--- Exercise requirements ---
Write out every line below that includes the word "Business".

--- Data in this exercise ---
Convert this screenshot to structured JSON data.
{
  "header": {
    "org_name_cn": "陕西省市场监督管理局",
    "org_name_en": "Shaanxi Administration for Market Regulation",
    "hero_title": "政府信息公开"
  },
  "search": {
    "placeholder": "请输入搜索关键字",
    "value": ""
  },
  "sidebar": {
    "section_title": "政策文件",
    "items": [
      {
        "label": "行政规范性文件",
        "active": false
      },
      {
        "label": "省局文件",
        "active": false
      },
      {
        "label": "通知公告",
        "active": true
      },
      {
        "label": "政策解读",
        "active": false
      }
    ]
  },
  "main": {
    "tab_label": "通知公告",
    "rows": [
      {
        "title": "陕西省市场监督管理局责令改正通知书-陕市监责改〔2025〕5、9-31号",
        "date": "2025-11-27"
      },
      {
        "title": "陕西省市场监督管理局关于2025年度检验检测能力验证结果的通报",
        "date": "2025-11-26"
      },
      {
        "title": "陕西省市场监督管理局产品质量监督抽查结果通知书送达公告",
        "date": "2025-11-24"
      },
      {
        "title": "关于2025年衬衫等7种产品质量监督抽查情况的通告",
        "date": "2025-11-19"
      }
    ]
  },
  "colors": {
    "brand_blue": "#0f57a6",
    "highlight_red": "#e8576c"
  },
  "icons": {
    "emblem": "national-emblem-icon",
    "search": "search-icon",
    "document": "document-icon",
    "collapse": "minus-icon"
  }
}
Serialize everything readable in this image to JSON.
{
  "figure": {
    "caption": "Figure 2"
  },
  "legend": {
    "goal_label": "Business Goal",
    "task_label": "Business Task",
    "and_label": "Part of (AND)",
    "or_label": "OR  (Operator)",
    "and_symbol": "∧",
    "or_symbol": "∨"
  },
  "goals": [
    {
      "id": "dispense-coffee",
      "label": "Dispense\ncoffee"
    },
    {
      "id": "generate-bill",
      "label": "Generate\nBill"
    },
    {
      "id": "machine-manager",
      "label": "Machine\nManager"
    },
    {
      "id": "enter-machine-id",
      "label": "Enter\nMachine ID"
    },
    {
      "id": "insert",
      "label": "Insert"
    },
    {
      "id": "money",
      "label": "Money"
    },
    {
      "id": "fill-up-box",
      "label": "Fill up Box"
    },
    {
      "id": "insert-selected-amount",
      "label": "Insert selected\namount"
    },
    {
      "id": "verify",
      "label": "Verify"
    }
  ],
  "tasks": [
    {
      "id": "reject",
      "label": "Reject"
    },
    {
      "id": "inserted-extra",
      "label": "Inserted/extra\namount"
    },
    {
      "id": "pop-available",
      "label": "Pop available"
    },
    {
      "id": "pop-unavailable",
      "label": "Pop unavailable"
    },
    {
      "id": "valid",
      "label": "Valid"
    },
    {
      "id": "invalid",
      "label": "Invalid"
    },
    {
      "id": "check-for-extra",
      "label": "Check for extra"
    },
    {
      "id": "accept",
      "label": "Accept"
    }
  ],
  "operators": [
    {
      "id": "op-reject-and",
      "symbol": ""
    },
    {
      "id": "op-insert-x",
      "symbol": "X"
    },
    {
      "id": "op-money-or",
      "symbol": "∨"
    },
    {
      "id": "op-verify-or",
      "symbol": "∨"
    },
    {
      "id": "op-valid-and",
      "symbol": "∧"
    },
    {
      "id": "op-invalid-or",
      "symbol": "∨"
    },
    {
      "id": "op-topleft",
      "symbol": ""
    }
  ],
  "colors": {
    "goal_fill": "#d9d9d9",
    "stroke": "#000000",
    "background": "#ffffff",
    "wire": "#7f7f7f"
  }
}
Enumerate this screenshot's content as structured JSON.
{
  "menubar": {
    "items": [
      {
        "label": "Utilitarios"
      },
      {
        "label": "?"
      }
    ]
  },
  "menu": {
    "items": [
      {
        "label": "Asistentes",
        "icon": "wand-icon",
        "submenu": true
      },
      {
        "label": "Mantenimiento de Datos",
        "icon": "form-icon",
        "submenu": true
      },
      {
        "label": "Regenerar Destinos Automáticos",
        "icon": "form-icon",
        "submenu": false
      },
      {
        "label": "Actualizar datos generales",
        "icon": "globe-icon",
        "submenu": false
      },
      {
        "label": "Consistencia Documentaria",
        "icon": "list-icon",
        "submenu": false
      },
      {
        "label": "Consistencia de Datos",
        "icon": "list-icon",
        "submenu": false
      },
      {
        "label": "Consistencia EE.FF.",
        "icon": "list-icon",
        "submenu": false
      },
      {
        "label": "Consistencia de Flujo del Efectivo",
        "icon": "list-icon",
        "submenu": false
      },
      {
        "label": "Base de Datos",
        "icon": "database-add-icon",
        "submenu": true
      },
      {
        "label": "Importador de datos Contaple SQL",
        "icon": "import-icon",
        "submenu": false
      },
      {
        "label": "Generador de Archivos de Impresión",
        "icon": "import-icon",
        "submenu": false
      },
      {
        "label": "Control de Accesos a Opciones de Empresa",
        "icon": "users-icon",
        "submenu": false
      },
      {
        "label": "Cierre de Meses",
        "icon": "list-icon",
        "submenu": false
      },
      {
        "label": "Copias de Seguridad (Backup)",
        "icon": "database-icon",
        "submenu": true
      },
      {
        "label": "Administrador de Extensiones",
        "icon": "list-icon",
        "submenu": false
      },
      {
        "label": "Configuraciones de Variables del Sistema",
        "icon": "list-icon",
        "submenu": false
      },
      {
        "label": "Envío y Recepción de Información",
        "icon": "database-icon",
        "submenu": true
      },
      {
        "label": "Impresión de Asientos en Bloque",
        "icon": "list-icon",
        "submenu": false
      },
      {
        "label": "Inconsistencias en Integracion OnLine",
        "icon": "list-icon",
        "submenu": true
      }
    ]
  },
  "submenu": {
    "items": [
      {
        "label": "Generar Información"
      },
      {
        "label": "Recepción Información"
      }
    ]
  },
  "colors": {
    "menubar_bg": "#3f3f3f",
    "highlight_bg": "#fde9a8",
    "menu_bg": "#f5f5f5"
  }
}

--- The completed task ---
    "goal_label": "Business Goal",
    "task_label": "Business Task",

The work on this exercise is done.